▶ [Dataset excerpts]

====

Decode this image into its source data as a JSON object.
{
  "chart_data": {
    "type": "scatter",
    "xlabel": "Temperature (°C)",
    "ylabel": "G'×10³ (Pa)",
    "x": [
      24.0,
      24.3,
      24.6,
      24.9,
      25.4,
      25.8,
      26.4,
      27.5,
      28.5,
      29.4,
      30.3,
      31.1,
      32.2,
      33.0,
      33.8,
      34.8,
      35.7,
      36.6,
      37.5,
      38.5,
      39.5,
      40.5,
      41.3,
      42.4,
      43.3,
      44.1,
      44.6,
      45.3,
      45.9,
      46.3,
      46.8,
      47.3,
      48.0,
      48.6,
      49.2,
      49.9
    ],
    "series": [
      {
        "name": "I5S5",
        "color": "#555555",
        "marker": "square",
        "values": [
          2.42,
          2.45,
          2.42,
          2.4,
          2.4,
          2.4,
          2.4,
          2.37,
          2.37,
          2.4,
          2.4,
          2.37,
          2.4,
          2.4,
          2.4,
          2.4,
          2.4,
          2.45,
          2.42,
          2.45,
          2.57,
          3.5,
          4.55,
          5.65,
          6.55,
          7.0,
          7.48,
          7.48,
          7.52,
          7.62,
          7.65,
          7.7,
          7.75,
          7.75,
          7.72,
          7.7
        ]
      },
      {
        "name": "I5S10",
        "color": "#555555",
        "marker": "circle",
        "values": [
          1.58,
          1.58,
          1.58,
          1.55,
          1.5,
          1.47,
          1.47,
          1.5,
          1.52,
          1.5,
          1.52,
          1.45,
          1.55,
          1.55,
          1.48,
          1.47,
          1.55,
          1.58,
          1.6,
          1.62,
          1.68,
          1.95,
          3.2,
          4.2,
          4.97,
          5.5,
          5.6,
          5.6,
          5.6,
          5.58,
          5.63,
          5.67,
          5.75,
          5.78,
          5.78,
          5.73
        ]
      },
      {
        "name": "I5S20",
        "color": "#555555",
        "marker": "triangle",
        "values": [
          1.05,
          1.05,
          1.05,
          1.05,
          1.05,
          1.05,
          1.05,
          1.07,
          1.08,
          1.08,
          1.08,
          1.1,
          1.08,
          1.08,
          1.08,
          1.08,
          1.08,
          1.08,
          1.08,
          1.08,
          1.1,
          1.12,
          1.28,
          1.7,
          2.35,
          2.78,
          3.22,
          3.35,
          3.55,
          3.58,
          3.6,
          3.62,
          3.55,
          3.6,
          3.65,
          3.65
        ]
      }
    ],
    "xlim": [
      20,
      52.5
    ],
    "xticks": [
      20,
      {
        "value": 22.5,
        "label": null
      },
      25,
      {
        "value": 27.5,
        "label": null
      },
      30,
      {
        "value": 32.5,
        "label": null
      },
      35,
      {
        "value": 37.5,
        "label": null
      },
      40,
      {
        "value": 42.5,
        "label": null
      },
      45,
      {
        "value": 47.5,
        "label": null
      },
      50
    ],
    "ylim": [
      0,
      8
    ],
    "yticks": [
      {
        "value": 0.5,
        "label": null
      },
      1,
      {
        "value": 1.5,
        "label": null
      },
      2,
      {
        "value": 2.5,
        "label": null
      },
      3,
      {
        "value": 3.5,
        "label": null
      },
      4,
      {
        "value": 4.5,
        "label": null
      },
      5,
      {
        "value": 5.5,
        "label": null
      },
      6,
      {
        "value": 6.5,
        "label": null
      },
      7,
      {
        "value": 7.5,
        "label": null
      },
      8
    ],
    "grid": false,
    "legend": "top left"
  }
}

====

▶ [Objective]
From the material above, gather all lines that include the string "marker" and copy them.

▶ [Answer to this task]
        "marker": "square",
        "marker": "circle",
        "marker": "triangle",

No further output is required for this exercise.